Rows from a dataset
════════════════════
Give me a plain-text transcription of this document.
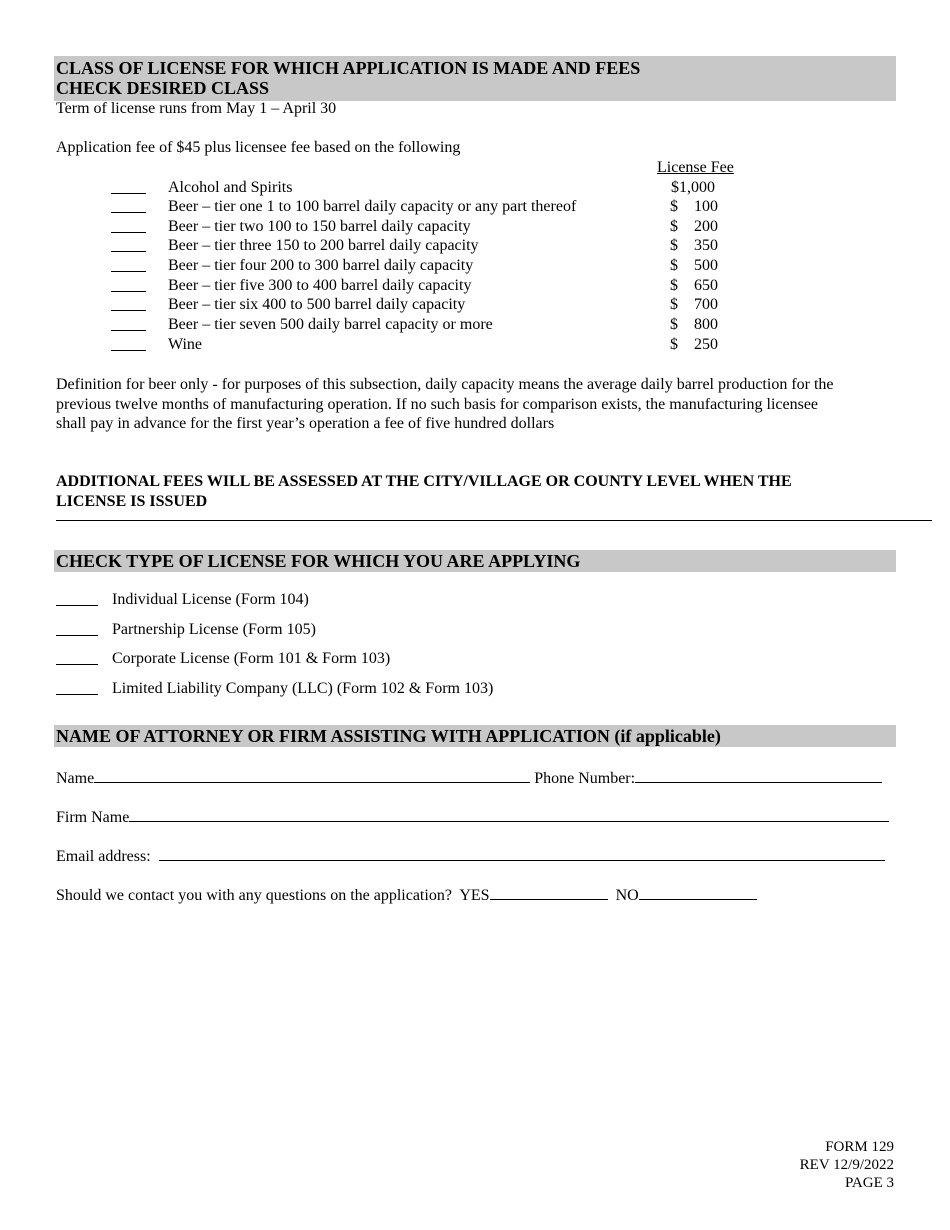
CLASS OF LICENSE FOR WHICH APPLICATION IS MADE AND FEES
CHECK DESIRED CLASS
Term of license runs from May 1 – April 30
Application fee of $45 plus licensee fee based on the following
License Fee
Alcohol and Spirits	$1,000
Beer – tier one 1 to 100 barrel daily capacity or any part thereof	$ 100
Beer – tier two 100 to 150 barrel daily capacity	$ 200
Beer – tier three 150 to 200 barrel daily capacity	$ 350
Beer – tier four 200 to 300 barrel daily capacity	$ 500
Beer – tier five 300 to 400 barrel daily capacity	$ 650
Beer – tier six 400 to 500 barrel daily capacity	$ 700
Beer – tier seven 500 daily barrel capacity or more	$ 800
Wine	$ 250
Definition for beer only - for purposes of this subsection, daily capacity means the average daily barrel production for the
previous twelve months of manufacturing operation. If no such basis for comparison exists, the manufacturing licensee
shall pay in advance for the first year’s operation a fee of five hundred dollars
ADDITIONAL FEES WILL BE ASSESSED AT THE CITY/VILLAGE OR COUNTY LEVEL WHEN THE
LICENSE IS ISSUED
CHECK TYPE OF LICENSE FOR WHICH YOU ARE APPLYING
Individual License (Form 104)
Partnership License (Form 105)
Corporate License (Form 101 & Form 103)
Limited Liability Company (LLC) (Form 102 & Form 103)
NAME OF ATTORNEY OR FIRM ASSISTING WITH APPLICATION (if applicable)
Name	Phone Number:
Firm Name
Email address:
Should we contact you with any questions on the application? YES	NO
FORM 129
REV 12/9/2022
PAGE 3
════════════════════
* WHAT IS EXPECTED
Reproduce every record above exactly, but leave out the pictures.

* PROBLEM SOLUTION
Give me a plain-text transcription of this document.
CLASS OF LICENSE FOR WHICH APPLICATION IS MADE AND FEES
CHECK DESIRED CLASS
Term of license runs from May 1 – April 30
Application fee of $45 plus licensee fee based on the following
License Fee
Alcohol and Spirits	$1,000
Beer – tier one 1 to 100 barrel daily capacity or any part thereof	$ 100
Beer – tier two 100 to 150 barrel daily capacity	$ 200
Beer – tier three 150 to 200 barrel daily capacity	$ 350
Beer – tier four 200 to 300 barrel daily capacity	$ 500
Beer – tier five 300 to 400 barrel daily capacity	$ 650
Beer – tier six 400 to 500 barrel daily capacity	$ 700
Beer – tier seven 500 daily barrel capacity or more	$ 800
Wine	$ 250
Definition for beer only - for purposes of this subsection, daily capacity means the average daily barrel production for the
previous twelve months of manufacturing operation. If no such basis for comparison exists, the manufacturing licensee
shall pay in advance for the first year’s operation a fee of five hundred dollars
ADDITIONAL FEES WILL BE ASSESSED AT THE CITY/VILLAGE OR COUNTY LEVEL WHEN THE
LICENSE IS ISSUED
CHECK TYPE OF LICENSE FOR WHICH YOU ARE APPLYING
Individual License (Form 104)
Partnership License (Form 105)
Corporate License (Form 101 & Form 103)
Limited Liability Company (LLC) (Form 102 & Form 103)
NAME OF ATTORNEY OR FIRM ASSISTING WITH APPLICATION (if applicable)
Name	Phone Number:
Firm Name
Email address:
Should we contact you with any questions on the application? YES	NO
FORM 129
REV 12/9/2022
PAGE 3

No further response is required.